━━━ PROVIDED ENTRIES ━━━

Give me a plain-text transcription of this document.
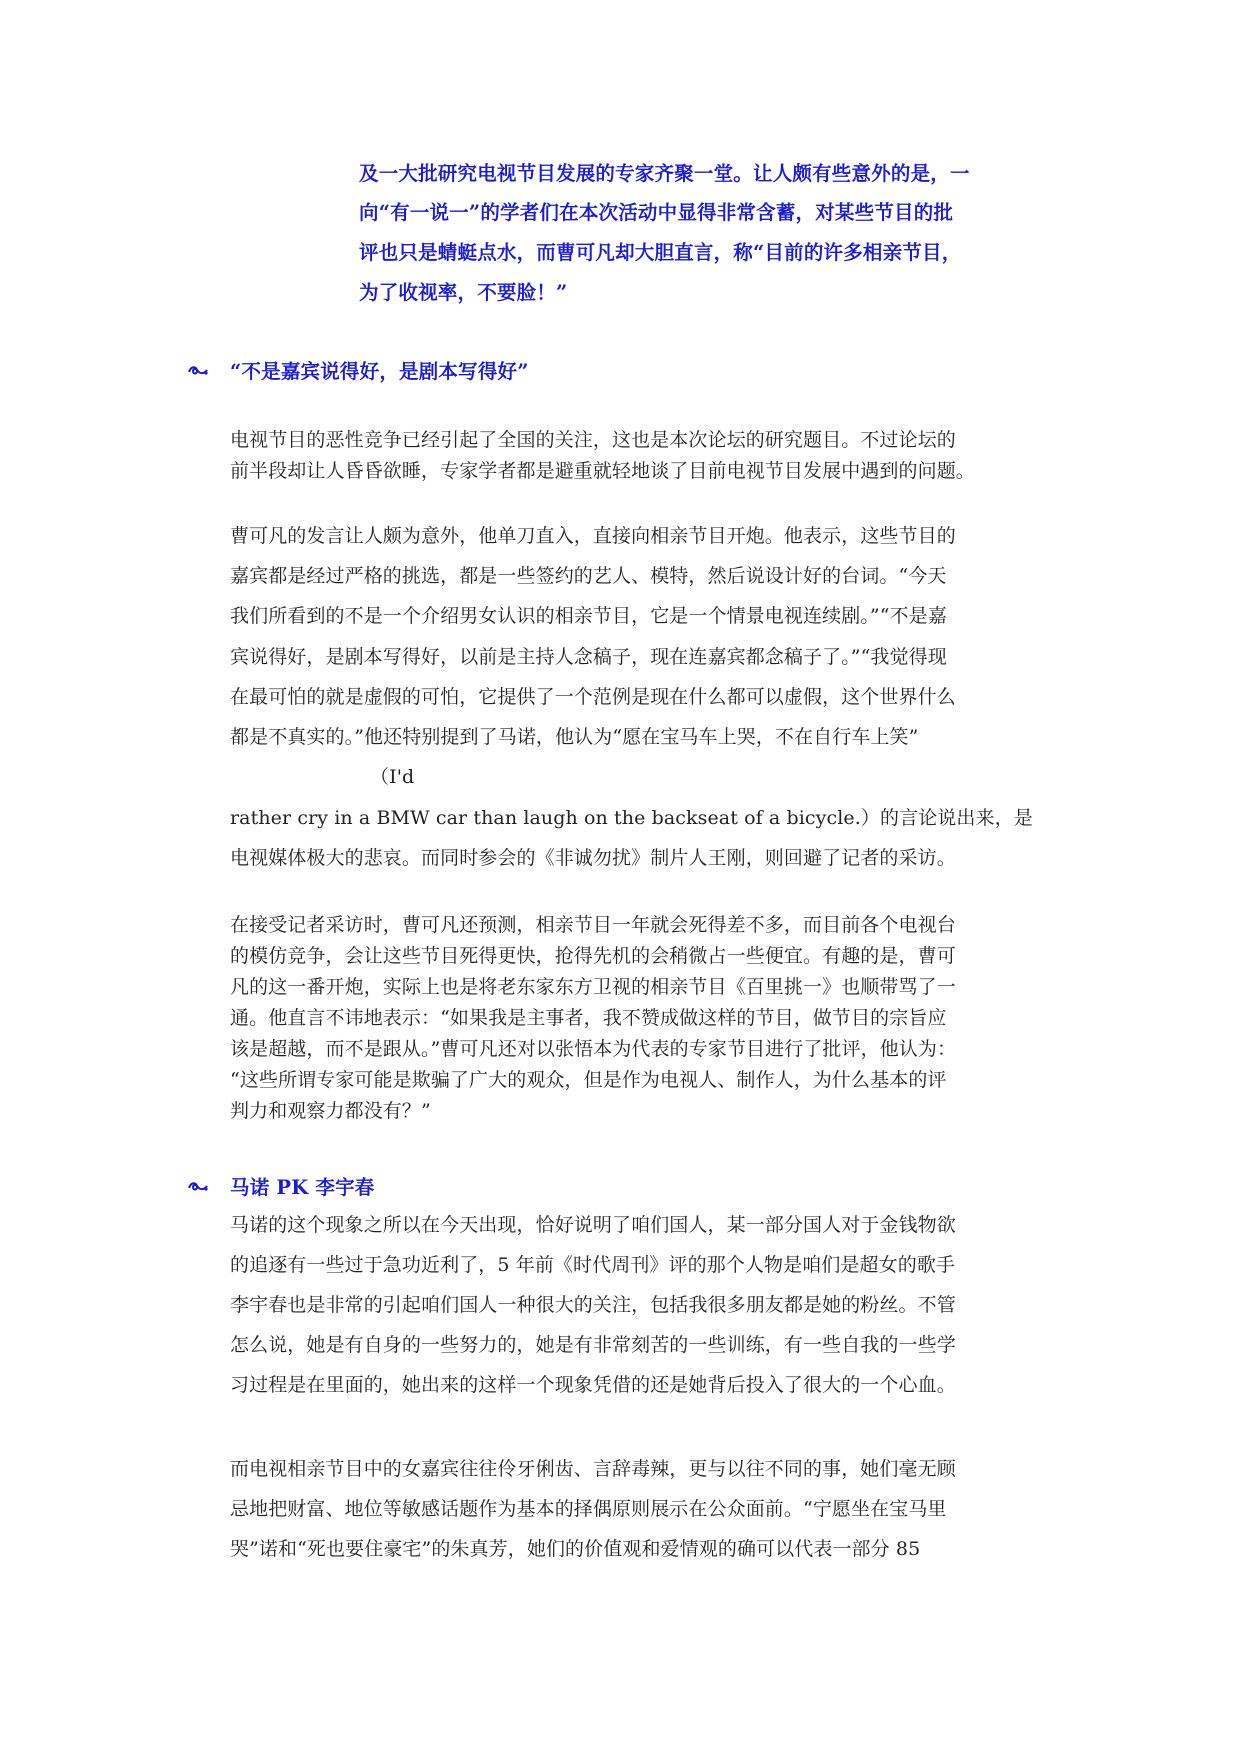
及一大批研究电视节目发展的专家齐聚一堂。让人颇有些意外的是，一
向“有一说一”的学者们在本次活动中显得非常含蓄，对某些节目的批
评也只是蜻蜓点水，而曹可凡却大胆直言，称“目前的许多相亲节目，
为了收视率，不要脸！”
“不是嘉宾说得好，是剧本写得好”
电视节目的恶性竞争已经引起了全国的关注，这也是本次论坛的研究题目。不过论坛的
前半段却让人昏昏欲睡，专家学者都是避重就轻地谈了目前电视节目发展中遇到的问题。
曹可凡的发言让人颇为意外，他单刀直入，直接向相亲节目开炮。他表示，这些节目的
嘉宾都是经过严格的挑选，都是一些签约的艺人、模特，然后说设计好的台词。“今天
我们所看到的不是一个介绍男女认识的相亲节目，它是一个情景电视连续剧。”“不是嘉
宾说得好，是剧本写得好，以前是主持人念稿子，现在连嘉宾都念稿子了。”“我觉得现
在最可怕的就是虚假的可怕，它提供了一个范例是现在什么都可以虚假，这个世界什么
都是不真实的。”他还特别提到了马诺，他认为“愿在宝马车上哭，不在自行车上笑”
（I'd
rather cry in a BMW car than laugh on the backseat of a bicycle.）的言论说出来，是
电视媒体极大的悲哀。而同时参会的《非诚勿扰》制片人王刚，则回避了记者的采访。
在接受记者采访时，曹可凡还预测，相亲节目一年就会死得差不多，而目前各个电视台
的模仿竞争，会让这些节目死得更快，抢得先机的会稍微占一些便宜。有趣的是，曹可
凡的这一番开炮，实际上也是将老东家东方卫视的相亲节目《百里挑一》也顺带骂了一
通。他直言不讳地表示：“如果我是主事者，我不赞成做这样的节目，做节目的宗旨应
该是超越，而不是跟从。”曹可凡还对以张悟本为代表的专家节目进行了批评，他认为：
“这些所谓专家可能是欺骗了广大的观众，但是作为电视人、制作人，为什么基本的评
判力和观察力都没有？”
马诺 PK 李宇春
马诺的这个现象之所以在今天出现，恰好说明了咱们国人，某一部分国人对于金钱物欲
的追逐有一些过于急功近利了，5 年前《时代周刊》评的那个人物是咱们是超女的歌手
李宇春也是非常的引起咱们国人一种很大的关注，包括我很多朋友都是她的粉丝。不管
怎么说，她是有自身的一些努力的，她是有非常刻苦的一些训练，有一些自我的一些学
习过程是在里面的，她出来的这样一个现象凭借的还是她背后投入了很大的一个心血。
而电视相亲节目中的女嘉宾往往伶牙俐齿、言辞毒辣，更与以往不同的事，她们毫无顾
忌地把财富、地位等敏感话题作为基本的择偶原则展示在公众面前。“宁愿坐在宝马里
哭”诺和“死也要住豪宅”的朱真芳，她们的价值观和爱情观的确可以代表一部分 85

━━━

TASK BRIEF
Go through the listing above and write it all out exactly, leaving out any picture.

SOLUTION
Give me a plain-text transcription of this document.
及一大批研究电视节目发展的专家齐聚一堂。让人颇有些意外的是，一
向“有一说一”的学者们在本次活动中显得非常含蓄，对某些节目的批
评也只是蜻蜓点水，而曹可凡却大胆直言，称“目前的许多相亲节目，
为了收视率，不要脸！”
“不是嘉宾说得好，是剧本写得好”
电视节目的恶性竞争已经引起了全国的关注，这也是本次论坛的研究题目。不过论坛的
前半段却让人昏昏欲睡，专家学者都是避重就轻地谈了目前电视节目发展中遇到的问题。
曹可凡的发言让人颇为意外，他单刀直入，直接向相亲节目开炮。他表示，这些节目的
嘉宾都是经过严格的挑选，都是一些签约的艺人、模特，然后说设计好的台词。“今天
我们所看到的不是一个介绍男女认识的相亲节目，它是一个情景电视连续剧。”“不是嘉
宾说得好，是剧本写得好，以前是主持人念稿子，现在连嘉宾都念稿子了。”“我觉得现
在最可怕的就是虚假的可怕，它提供了一个范例是现在什么都可以虚假，这个世界什么
都是不真实的。”他还特别提到了马诺，他认为“愿在宝马车上哭，不在自行车上笑”
（I'd
rather cry in a BMW car than laugh on the backseat of a bicycle.）的言论说出来，是
电视媒体极大的悲哀。而同时参会的《非诚勿扰》制片人王刚，则回避了记者的采访。
在接受记者采访时，曹可凡还预测，相亲节目一年就会死得差不多，而目前各个电视台
的模仿竞争，会让这些节目死得更快，抢得先机的会稍微占一些便宜。有趣的是，曹可
凡的这一番开炮，实际上也是将老东家东方卫视的相亲节目《百里挑一》也顺带骂了一
通。他直言不讳地表示：“如果我是主事者，我不赞成做这样的节目，做节目的宗旨应
该是超越，而不是跟从。”曹可凡还对以张悟本为代表的专家节目进行了批评，他认为：
“这些所谓专家可能是欺骗了广大的观众，但是作为电视人、制作人，为什么基本的评
判力和观察力都没有？”
马诺 PK 李宇春
马诺的这个现象之所以在今天出现，恰好说明了咱们国人，某一部分国人对于金钱物欲
的追逐有一些过于急功近利了，5 年前《时代周刊》评的那个人物是咱们是超女的歌手
李宇春也是非常的引起咱们国人一种很大的关注，包括我很多朋友都是她的粉丝。不管
怎么说，她是有自身的一些努力的，她是有非常刻苦的一些训练，有一些自我的一些学
习过程是在里面的，她出来的这样一个现象凭借的还是她背后投入了很大的一个心血。
而电视相亲节目中的女嘉宾往往伶牙俐齿、言辞毒辣，更与以往不同的事，她们毫无顾
忌地把财富、地位等敏感话题作为基本的择偶原则展示在公众面前。“宁愿坐在宝马里
哭”诺和“死也要住豪宅”的朱真芳，她们的价值观和爱情观的确可以代表一部分 85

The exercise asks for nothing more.